**To be done**
Write out all the lines again, precisely as they stand, but without the images.

**Task material**
┌──

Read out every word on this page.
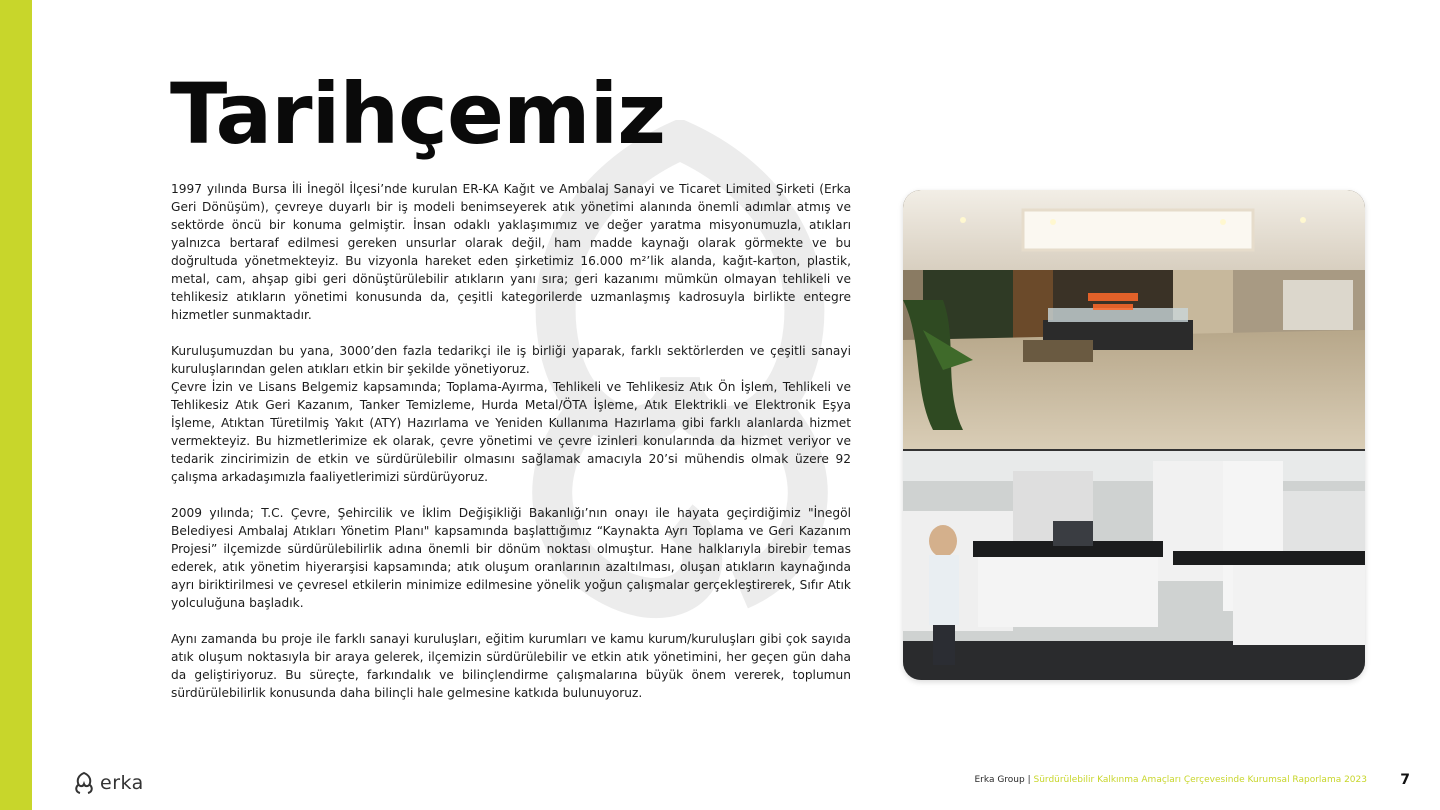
Tarihçemiz

1997 yılında Bursa İli İnegöl İlçesi’nde kurulan ER-KA Kağıt ve Ambalaj Sanayi ve Ticaret Limited Şirketi (Erka Geri Dönüşüm), çevreye duyarlı bir iş modeli benimseyerek atık yönetimi alanında önemli adımlar atmış ve sektörde öncü bir konuma gelmiştir. İnsan odaklı yaklaşımımız ve değer yaratma misyonumuzla, atıkları yalnızca bertaraf edilmesi gereken unsurlar olarak değil, ham madde kaynağı olarak görmekte ve bu doğrultuda yönetmekteyiz. Bu vizyonla hareket eden şirketimiz 16.000 m²’lik alanda, kağıt-karton, plastik, metal, cam, ahşap gibi geri dönüştürülebilir atıkların yanı sıra; geri kazanımı mümkün olmayan tehlikeli ve tehlikesiz atıkların yönetimi konusunda da, çeşitli kategorilerde uzmanlaşmış kadrosuyla birlikte entegre hizmetler sunmaktadır.

Kuruluşumuzdan bu yana, 3000’den fazla tedarikçi ile iş birliği yaparak, farklı sektörlerden ve çeşitli sanayi kuruluşlarından gelen atıkları etkin bir şekilde yönetiyoruz.

Çevre İzin ve Lisans Belgemiz kapsamında; Toplama-Ayırma, Tehlikeli ve Tehlikesiz Atık Ön İşlem, Tehlikeli ve Tehlikesiz Atık Geri Kazanım, Tanker Temizleme, Hurda Metal/ÖTA İşleme, Atık Elektrikli ve Elektronik Eşya İşleme, Atıktan Türetilmiş Yakıt (ATY) Hazırlama ve Yeniden Kullanıma Hazırlama gibi farklı alanlarda hizmet vermekteyiz. Bu hizmetlerimize ek olarak, çevre yönetimi ve çevre izinleri konularında da hizmet veriyor ve tedarik zincirimizin de etkin ve sürdürülebilir olmasını sağlamak amacıyla 20’si mühendis olmak üzere 92 çalışma arkadaşımızla faaliyetlerimizi sürdürüyoruz.

2009 yılında; T.C. Çevre, Şehircilik ve İklim Değişikliği Bakanlığı’nın onayı ile hayata geçirdiğimiz "İnegöl Belediyesi Ambalaj Atıkları Yönetim Planı" kapsamında başlattığımız “Kaynakta Ayrı Toplama ve Geri Kazanım Projesi” ilçemizde sürdürülebilirlik adına önemli bir dönüm noktası olmuştur. Hane halklarıyla birebir temas ederek, atık yönetim hiyerarşisi kapsamında; atık oluşum oranlarının azaltılması, oluşan atıkların kaynağında ayrı biriktirilmesi ve çevresel etkilerin minimize edilmesine yönelik yoğun çalışmalar gerçekleştirerek, Sıfır Atık yolculuğuna başladık.

Aynı zamanda bu proje ile farklı sanayi kuruluşları, eğitim kurumları ve kamu kurum/kuruluşları gibi çok sayıda atık oluşum noktasıyla bir araya gelerek, ilçemizin sürdürülebilir ve etkin atık yönetimini, her geçen gün daha da geliştiriyoruz. Bu süreçte, farkındalık ve bilinçlendirme çalışmalarına büyük önem vererek, toplumun sürdürülebilirlik konusunda daha bilinçli hale gelmesine katkıda bulunuyoruz.

erka	Erka Group | Sürdürülebilir Kalkınma Amaçları Çerçevesinde Kurumsal Raporlama 2023 7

└──

**Solution for this problem**
Read out every word on this page.
Tarihçemiz

1997 yılında Bursa İli İnegöl İlçesi’nde kurulan ER-KA Kağıt ve Ambalaj Sanayi ve Ticaret Limited Şirketi (Erka Geri Dönüşüm), çevreye duyarlı bir iş modeli benimseyerek atık yönetimi alanında önemli adımlar atmış ve sektörde öncü bir konuma gelmiştir. İnsan odaklı yaklaşımımız ve değer yaratma misyonumuzla, atıkları yalnızca bertaraf edilmesi gereken unsurlar olarak değil, ham madde kaynağı olarak görmekte ve bu doğrultuda yönetmekteyiz. Bu vizyonla hareket eden şirketimiz 16.000 m²’lik alanda, kağıt-karton, plastik, metal, cam, ahşap gibi geri dönüştürülebilir atıkların yanı sıra; geri kazanımı mümkün olmayan tehlikeli ve tehlikesiz atıkların yönetimi konusunda da, çeşitli kategorilerde uzmanlaşmış kadrosuyla birlikte entegre hizmetler sunmaktadır.

Kuruluşumuzdan bu yana, 3000’den fazla tedarikçi ile iş birliği yaparak, farklı sektörlerden ve çeşitli sanayi kuruluşlarından gelen atıkları etkin bir şekilde yönetiyoruz.

Çevre İzin ve Lisans Belgemiz kapsamında; Toplama-Ayırma, Tehlikeli ve Tehlikesiz Atık Ön İşlem, Tehlikeli ve Tehlikesiz Atık Geri Kazanım, Tanker Temizleme, Hurda Metal/ÖTA İşleme, Atık Elektrikli ve Elektronik Eşya İşleme, Atıktan Türetilmiş Yakıt (ATY) Hazırlama ve Yeniden Kullanıma Hazırlama gibi farklı alanlarda hizmet vermekteyiz. Bu hizmetlerimize ek olarak, çevre yönetimi ve çevre izinleri konularında da hizmet veriyor ve tedarik zincirimizin de etkin ve sürdürülebilir olmasını sağlamak amacıyla 20’si mühendis olmak üzere 92 çalışma arkadaşımızla faaliyetlerimizi sürdürüyoruz.

2009 yılında; T.C. Çevre, Şehircilik ve İklim Değişikliği Bakanlığı’nın onayı ile hayata geçirdiğimiz "İnegöl Belediyesi Ambalaj Atıkları Yönetim Planı" kapsamında başlattığımız “Kaynakta Ayrı Toplama ve Geri Kazanım Projesi” ilçemizde sürdürülebilirlik adına önemli bir dönüm noktası olmuştur. Hane halklarıyla birebir temas ederek, atık yönetim hiyerarşisi kapsamında; atık oluşum oranlarının azaltılması, oluşan atıkların kaynağında ayrı biriktirilmesi ve çevresel etkilerin minimize edilmesine yönelik yoğun çalışmalar gerçekleştirerek, Sıfır Atık yolculuğuna başladık.

Aynı zamanda bu proje ile farklı sanayi kuruluşları, eğitim kurumları ve kamu kurum/kuruluşları gibi çok sayıda atık oluşum noktasıyla bir araya gelerek, ilçemizin sürdürülebilir ve etkin atık yönetimini, her geçen gün daha da geliştiriyoruz. Bu süreçte, farkındalık ve bilinçlendirme çalışmalarına büyük önem vererek, toplumun sürdürülebilirlik konusunda daha bilinçli hale gelmesine katkıda bulunuyoruz.

erka	Erka Group | Sürdürülebilir Kalkınma Amaçları Çerçevesinde Kurumsal Raporlama 2023 7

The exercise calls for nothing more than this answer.